What is the superlative of Chutzpah? The incredible mendacity of Arne Duncan... U.S. Secretary of Education Arne Duncan 'dumbed down' Chicago 'standards', took credit for the 'miracle of up'... but now he tells CNN the whole Chicago scam he spent eight years perfecting was 'lying to children'
One of the things that Chicago reporters who paid attention came to know within a year or two after Mayor Richard M. Daley made novice Arne Duncan the "Chief Executive Officer" of Chicago's public schools in July 2001 was that Duncan lied, almost all the time. When Duncan wasn't lying directly, we would simply make up facts or say "I'll get back to you on that" when asked a question he wanted to avoid when the TV cameras were on. No matter what the question, Duncan never got back, because he didn't have an answer. During the years Duncan was 'CEO' of Chicago's massive (400,000 students; 600 or more schools), the lies just grew, from budget claims to test score gains. It got to the point where when people would ask me about the latest outrageous claim, I'd just say "The best way to tell when Arne Duncan is lying is when his mouth opens and words come out."

→ **Data shown**

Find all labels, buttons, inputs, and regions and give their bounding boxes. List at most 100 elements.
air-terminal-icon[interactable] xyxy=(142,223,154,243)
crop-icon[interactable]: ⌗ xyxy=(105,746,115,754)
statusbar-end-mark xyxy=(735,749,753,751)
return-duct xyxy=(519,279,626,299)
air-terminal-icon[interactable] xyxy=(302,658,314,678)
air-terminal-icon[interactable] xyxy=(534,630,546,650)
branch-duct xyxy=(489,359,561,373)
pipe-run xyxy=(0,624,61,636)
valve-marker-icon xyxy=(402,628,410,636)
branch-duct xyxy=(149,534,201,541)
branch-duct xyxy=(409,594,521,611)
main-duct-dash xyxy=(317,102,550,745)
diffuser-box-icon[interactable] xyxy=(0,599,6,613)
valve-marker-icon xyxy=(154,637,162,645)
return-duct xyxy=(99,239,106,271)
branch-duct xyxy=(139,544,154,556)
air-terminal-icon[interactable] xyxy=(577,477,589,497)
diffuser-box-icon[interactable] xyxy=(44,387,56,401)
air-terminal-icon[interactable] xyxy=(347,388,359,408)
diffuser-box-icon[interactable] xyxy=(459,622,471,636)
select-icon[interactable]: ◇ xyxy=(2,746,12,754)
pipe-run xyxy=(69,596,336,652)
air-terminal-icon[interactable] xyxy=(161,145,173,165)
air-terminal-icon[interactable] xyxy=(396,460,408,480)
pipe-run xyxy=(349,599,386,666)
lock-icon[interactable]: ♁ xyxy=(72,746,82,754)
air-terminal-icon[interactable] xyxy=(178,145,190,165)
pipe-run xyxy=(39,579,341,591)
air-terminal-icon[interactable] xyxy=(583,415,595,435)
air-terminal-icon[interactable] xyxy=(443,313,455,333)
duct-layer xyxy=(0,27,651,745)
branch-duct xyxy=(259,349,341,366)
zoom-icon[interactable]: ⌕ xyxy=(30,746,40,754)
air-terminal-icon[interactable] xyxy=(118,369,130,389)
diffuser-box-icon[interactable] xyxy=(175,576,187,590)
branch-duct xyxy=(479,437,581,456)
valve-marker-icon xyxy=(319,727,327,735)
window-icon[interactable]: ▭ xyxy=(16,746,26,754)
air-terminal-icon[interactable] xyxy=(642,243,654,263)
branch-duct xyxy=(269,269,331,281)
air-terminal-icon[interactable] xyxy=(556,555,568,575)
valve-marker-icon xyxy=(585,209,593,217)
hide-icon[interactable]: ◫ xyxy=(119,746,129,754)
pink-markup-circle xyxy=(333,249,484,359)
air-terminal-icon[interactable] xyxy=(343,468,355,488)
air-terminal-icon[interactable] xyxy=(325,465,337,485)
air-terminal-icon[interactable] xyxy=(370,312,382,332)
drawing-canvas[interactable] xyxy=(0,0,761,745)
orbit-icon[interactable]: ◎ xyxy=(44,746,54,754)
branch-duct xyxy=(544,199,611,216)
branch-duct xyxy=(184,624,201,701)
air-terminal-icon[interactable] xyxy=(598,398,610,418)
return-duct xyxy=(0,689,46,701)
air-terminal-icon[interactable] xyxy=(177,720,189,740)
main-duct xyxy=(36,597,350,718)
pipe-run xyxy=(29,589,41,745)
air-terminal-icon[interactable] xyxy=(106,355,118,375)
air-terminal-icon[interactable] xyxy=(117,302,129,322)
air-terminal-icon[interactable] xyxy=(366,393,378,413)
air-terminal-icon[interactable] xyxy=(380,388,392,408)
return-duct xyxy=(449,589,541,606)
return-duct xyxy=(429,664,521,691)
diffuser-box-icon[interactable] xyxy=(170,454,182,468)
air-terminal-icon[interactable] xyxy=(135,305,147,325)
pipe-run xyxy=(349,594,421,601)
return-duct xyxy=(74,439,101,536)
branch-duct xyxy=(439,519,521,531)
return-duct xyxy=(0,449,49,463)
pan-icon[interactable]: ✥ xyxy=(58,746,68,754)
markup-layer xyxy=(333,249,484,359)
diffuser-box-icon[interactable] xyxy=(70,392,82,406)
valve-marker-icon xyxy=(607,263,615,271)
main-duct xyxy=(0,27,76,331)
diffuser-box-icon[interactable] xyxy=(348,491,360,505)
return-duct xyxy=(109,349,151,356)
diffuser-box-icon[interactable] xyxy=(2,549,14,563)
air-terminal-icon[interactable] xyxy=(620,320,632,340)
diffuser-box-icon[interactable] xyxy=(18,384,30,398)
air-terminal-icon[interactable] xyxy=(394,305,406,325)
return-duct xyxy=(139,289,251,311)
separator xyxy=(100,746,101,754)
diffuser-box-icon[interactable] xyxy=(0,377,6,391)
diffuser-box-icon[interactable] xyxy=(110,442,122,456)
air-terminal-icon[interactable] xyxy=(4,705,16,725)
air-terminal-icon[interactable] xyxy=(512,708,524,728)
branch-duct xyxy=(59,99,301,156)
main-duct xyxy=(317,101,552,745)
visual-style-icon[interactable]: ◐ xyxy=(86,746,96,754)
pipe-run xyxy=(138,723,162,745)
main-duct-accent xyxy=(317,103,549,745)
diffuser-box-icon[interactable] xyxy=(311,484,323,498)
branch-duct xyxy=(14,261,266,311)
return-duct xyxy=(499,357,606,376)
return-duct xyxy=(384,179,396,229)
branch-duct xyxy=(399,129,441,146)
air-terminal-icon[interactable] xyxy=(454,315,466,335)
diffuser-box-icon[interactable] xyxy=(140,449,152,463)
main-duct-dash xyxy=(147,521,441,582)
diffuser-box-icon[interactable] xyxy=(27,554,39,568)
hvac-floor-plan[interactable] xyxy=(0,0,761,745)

→ **What is being asked**
Condense the paragraph of the piece on Arne Duncan that begins "One of the things that Chicago reporters" into a short bulleted list that keeps its main points.

→ **Problem solution**
- Mayor Richard M. Daley made Arne Duncan, a novice, "Chief Executive Officer" of Chicago's public schools in July 2001.
- According to the writer, attentive Chicago reporters learned within a year or two that Duncan lied almost all the time.
- When asked something he wanted to avoid on camera, Duncan would say "I'll get back to you on that," but he never did, because he had no answer.
- During his years running the system, which had 400,000 students and 600 or more schools, his lies grew, from budget claims to test score gains.
- The writer took to answering questions about Duncan's latest claims with: "The best way to tell when Arne Duncan is lying is when his mouth opens and words come out."